--- START OF Working data ---

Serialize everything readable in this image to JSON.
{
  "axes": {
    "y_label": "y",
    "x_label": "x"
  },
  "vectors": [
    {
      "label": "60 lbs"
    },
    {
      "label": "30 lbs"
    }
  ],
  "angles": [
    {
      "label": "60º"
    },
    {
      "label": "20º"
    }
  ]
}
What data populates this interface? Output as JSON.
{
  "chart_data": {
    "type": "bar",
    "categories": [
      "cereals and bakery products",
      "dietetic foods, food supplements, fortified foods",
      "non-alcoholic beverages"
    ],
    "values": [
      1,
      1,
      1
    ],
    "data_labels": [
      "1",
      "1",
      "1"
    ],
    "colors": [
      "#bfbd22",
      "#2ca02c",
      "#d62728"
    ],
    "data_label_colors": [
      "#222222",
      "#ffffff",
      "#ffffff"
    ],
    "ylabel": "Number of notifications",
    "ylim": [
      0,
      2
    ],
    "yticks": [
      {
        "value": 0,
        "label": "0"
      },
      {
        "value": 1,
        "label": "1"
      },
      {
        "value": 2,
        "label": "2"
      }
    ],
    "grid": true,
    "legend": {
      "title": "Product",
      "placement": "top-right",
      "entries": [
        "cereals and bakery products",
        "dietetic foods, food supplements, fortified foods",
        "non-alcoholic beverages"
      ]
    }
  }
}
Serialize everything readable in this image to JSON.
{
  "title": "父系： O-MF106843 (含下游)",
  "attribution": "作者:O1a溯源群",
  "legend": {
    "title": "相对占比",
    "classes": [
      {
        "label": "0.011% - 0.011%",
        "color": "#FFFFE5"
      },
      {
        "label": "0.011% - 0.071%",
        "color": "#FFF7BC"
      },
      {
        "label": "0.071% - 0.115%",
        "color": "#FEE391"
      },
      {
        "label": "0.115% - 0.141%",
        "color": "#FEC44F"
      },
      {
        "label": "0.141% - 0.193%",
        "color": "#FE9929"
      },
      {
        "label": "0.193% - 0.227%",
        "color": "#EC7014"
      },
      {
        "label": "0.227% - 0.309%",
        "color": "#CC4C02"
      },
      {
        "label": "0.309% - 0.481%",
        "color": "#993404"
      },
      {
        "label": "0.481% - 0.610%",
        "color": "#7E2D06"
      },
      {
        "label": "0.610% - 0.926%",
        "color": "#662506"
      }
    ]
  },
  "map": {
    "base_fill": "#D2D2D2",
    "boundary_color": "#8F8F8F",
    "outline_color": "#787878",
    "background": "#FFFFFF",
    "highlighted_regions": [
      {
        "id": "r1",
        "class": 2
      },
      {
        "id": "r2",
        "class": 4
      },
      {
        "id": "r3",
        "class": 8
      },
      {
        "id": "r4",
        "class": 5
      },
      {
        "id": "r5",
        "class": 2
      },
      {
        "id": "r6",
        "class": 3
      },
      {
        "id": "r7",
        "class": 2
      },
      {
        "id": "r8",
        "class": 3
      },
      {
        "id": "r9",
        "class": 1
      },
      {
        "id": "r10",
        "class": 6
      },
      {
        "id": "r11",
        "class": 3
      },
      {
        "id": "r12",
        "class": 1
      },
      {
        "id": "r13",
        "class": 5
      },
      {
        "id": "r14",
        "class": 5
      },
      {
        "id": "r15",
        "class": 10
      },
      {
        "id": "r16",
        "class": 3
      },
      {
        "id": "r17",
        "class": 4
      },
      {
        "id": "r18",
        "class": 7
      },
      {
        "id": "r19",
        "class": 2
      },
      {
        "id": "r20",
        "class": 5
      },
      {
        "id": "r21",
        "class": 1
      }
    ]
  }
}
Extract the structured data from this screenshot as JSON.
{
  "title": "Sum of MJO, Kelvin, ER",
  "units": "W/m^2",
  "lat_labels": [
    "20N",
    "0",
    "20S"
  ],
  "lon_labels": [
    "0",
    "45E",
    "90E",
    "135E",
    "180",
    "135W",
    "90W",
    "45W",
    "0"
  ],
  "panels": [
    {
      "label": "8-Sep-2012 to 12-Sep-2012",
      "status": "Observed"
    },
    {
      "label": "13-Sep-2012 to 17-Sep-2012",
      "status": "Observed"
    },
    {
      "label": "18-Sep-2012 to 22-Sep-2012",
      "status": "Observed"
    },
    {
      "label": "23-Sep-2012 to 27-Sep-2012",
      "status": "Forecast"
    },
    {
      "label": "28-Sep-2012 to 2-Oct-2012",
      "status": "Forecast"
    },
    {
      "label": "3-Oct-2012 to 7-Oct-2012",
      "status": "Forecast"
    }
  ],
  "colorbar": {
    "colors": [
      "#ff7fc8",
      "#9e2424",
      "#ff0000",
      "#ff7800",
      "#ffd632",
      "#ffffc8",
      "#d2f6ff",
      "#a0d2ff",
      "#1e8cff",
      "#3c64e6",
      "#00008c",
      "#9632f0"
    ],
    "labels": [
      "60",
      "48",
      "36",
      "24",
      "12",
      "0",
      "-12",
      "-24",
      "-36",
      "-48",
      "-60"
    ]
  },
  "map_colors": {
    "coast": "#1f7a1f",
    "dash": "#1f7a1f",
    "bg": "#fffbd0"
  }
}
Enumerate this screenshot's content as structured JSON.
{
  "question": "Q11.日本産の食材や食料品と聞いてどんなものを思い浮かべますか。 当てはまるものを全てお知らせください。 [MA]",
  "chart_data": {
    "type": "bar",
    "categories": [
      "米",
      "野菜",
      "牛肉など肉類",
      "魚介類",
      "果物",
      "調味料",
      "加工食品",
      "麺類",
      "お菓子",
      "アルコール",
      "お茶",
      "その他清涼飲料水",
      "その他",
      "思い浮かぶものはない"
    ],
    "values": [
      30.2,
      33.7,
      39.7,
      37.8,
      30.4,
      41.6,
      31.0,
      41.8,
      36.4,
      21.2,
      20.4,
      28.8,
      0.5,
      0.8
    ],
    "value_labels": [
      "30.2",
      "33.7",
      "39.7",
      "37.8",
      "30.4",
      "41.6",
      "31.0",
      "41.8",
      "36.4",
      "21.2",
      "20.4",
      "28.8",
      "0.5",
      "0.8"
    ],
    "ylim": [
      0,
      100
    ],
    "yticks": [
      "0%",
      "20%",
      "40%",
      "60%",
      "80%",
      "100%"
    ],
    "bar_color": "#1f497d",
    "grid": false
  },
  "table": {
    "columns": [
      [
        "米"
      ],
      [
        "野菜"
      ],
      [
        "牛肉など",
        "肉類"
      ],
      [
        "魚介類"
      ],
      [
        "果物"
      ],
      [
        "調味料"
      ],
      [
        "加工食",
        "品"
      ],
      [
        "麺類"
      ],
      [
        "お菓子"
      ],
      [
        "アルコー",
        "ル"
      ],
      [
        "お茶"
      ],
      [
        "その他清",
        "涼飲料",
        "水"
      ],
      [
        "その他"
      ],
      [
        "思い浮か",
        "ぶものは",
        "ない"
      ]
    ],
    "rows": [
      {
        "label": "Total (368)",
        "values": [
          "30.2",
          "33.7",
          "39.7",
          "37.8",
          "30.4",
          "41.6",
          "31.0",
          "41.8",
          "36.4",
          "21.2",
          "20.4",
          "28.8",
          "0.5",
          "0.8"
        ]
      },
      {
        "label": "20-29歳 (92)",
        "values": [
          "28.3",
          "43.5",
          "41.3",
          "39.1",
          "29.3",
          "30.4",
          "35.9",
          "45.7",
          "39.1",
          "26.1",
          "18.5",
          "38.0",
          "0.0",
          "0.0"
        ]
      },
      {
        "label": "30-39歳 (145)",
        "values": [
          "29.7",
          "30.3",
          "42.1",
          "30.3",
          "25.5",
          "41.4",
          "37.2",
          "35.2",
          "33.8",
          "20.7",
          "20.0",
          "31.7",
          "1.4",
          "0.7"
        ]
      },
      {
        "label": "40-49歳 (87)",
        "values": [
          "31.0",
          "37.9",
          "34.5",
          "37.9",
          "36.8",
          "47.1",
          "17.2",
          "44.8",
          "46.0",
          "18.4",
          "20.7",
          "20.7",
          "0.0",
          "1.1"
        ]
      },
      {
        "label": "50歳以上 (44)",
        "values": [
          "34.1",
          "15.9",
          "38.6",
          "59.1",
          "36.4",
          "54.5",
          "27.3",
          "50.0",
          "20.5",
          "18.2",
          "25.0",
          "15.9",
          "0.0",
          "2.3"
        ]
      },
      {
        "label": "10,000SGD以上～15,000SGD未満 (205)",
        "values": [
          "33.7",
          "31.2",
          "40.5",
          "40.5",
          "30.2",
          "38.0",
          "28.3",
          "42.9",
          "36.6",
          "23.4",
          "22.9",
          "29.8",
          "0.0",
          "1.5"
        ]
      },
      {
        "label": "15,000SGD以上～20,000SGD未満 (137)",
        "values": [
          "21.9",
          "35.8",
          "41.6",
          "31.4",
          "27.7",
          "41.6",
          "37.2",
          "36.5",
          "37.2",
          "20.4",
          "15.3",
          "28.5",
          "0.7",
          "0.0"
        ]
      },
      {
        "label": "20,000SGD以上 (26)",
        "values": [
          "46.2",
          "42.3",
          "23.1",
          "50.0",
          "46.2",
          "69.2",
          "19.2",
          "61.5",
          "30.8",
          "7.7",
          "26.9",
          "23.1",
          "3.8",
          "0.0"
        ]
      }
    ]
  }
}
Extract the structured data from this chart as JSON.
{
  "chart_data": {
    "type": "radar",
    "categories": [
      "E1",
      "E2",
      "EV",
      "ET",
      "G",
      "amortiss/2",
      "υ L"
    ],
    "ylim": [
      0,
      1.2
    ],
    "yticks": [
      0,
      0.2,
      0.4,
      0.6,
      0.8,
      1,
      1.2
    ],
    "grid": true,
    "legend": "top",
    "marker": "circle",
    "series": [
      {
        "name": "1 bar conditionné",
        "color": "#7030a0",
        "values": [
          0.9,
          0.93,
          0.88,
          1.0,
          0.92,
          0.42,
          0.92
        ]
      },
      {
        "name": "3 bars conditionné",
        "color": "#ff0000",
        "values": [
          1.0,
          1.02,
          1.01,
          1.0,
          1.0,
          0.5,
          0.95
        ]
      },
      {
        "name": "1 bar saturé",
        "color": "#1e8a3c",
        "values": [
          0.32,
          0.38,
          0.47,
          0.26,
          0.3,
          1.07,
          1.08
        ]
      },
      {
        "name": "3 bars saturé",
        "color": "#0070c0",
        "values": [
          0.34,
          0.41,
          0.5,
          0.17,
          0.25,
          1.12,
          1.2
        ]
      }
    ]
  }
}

--- END OF Working data ---

Direction -
Restate the final lines of the listing above word for word, beginning at the line that contains "Extract the structured data from this chart".

Answer -
Extract the structured data from this chart as JSON.
{
  "chart_data": {
    "type": "radar",
    "categories": [
      "E1",
      "E2",
      "EV",
      "ET",
      "G",
      "amortiss/2",
      "υ L"
    ],
    "ylim": [
      0,
      1.2
    ],
    "yticks": [
      0,
      0.2,
      0.4,
      0.6,
      0.8,
      1,
      1.2
    ],
    "grid": true,
    "legend": "top",
    "marker": "circle",
    "series": [
      {
        "name": "1 bar conditionné",
        "color": "#7030a0",
        "values": [
          0.9,
          0.93,
          0.88,
          1.0,
          0.92,
          0.42,
          0.92
        ]
      },
      {
        "name": "3 bars conditionné",
        "color": "#ff0000",
        "values": [
          1.0,
          1.02,
          1.01,
          1.0,
          1.0,
          0.5,
          0.95
        ]
      },
      {
        "name": "1 bar saturé",
        "color": "#1e8a3c",
        "values": [
          0.32,
          0.38,
          0.47,
          0.26,
          0.3,
          1.07,
          1.08
        ]
      },
      {
        "name": "3 bars saturé",
        "color": "#0070c0",
        "values": [
          0.34,
          0.41,
          0.5,
          0.17,
          0.25,
          1.12,
          1.2
        ]
      }
    ]
  }
}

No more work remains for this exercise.